Raw records

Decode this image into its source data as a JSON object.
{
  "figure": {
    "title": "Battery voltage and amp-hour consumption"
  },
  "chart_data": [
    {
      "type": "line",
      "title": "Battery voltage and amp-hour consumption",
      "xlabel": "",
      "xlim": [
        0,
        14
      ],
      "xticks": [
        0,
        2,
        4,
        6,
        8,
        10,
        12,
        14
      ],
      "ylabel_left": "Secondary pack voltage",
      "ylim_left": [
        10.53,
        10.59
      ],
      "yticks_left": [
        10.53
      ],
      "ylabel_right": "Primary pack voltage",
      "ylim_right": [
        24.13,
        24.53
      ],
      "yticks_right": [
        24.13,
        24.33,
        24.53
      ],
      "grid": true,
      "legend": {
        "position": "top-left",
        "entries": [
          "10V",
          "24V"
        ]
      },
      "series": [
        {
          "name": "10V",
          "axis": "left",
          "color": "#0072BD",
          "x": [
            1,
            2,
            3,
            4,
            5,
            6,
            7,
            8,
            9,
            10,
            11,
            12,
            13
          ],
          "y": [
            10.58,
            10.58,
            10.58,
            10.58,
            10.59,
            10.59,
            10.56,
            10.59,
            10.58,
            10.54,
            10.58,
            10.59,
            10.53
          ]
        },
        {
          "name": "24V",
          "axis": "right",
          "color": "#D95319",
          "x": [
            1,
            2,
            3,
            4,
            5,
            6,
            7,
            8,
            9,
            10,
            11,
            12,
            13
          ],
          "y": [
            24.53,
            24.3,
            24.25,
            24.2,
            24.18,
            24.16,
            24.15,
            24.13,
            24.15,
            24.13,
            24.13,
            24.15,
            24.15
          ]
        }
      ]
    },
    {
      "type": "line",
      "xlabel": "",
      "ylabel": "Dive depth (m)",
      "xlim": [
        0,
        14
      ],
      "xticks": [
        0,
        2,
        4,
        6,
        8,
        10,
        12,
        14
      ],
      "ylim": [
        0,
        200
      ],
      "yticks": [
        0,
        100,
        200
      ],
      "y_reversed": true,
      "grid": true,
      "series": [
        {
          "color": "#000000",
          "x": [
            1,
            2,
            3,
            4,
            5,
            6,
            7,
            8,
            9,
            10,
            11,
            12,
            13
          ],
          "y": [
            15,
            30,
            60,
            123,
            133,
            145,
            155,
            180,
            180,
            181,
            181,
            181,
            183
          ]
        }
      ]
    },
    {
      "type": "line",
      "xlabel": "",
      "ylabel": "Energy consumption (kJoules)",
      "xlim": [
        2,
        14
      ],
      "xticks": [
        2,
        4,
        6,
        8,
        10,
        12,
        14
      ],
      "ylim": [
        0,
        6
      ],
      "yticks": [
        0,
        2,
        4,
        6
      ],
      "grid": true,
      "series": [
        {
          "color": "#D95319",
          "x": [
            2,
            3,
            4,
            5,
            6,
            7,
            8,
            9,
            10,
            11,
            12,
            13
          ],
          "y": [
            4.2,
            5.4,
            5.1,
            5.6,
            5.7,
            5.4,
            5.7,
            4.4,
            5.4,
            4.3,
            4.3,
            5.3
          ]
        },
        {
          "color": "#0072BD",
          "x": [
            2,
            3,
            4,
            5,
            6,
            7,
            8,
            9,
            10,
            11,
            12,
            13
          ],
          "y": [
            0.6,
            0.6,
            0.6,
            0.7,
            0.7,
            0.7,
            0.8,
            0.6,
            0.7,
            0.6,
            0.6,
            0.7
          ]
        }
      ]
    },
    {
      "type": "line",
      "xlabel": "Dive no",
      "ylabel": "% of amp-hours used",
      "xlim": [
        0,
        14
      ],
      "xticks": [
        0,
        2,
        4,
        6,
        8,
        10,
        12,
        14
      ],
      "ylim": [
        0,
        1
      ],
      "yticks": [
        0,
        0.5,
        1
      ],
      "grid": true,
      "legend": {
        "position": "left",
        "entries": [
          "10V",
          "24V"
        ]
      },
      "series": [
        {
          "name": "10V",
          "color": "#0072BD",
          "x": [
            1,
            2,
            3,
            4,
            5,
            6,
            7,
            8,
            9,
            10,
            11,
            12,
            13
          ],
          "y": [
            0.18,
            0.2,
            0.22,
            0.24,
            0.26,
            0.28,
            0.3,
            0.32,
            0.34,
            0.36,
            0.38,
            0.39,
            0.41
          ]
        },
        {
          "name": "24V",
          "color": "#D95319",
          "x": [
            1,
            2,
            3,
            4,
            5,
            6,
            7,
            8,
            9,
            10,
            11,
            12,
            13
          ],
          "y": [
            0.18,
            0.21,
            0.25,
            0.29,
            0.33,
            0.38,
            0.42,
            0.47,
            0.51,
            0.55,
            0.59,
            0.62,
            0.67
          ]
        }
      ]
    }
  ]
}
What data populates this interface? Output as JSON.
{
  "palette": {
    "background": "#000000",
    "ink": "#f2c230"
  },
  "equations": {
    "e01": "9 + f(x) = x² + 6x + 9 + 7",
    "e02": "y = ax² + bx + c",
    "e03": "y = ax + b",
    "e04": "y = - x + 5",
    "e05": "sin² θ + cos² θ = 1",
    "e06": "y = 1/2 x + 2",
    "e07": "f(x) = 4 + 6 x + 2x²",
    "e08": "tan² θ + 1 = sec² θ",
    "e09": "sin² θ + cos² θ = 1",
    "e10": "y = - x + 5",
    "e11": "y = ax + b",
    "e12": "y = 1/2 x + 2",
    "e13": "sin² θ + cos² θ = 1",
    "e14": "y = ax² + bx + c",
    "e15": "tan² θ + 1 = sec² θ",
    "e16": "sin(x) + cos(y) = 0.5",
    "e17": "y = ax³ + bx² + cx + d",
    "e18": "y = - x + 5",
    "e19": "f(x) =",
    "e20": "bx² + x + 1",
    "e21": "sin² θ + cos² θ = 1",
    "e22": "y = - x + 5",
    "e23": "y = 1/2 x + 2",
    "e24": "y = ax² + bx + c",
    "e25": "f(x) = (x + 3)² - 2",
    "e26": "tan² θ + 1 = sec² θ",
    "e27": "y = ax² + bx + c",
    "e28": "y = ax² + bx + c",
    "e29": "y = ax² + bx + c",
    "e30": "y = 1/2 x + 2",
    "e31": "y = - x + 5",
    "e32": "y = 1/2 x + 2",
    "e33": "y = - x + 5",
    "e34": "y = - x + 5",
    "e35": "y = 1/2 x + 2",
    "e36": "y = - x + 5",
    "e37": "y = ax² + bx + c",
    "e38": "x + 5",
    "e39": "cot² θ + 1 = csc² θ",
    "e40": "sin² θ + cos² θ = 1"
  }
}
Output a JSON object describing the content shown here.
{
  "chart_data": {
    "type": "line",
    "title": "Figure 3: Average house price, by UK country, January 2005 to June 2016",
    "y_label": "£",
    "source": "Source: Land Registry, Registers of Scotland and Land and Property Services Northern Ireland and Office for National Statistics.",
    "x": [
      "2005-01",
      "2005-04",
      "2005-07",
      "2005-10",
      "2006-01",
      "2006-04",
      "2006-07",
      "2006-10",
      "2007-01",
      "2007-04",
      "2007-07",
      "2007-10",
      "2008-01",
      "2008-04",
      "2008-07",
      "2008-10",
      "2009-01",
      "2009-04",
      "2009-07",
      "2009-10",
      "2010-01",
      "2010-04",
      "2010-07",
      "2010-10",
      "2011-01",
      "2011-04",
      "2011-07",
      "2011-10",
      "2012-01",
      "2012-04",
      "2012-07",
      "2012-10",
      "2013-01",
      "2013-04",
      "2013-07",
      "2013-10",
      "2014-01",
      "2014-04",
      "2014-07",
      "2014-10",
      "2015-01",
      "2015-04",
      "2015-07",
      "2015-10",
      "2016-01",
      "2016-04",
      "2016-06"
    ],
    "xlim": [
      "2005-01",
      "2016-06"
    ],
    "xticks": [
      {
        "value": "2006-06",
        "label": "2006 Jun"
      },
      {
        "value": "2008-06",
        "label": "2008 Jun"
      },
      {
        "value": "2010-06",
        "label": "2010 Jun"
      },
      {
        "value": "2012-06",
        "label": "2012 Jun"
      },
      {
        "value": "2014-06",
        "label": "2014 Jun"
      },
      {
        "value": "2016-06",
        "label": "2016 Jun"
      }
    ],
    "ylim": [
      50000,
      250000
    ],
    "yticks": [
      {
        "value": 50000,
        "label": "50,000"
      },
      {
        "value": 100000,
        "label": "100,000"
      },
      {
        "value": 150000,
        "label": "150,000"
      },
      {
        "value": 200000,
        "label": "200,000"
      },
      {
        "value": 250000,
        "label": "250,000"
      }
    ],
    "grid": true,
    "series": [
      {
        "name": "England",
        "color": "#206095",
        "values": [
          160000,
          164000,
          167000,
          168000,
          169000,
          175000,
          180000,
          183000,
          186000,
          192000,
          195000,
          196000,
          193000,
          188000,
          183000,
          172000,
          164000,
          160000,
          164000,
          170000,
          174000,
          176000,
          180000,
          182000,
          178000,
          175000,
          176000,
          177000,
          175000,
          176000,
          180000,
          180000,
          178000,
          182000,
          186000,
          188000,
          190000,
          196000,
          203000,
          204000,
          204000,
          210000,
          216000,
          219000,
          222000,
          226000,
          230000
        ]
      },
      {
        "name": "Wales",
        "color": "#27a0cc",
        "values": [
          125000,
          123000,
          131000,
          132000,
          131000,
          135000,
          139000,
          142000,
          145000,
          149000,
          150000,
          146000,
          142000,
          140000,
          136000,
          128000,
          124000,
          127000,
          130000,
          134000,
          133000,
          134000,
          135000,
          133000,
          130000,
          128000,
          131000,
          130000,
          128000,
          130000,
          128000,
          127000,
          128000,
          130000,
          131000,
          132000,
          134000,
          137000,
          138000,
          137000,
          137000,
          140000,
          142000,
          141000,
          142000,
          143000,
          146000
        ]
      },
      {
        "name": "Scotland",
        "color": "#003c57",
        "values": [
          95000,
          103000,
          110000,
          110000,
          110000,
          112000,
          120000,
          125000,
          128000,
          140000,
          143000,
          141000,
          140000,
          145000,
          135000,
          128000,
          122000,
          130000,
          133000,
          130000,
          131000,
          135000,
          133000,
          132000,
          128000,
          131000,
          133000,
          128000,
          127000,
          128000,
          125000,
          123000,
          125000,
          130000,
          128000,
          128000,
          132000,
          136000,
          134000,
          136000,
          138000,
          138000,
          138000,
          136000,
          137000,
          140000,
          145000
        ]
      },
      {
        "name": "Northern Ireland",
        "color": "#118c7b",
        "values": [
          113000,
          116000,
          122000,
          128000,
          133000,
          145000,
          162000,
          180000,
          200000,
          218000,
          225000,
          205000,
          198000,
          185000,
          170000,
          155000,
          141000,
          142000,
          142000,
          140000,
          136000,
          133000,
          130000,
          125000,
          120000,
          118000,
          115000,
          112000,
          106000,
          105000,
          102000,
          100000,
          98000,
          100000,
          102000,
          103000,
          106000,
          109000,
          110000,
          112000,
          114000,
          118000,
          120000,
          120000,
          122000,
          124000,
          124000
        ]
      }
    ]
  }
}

**Work to do:** Look through the entries above. Extract each line with the word "sec²".

**Answer for the task:**
    "e08": "tan² θ + 1 = sec² θ",
    "e15": "tan² θ + 1 = sec² θ",
    "e26": "tan² θ + 1 = sec² θ",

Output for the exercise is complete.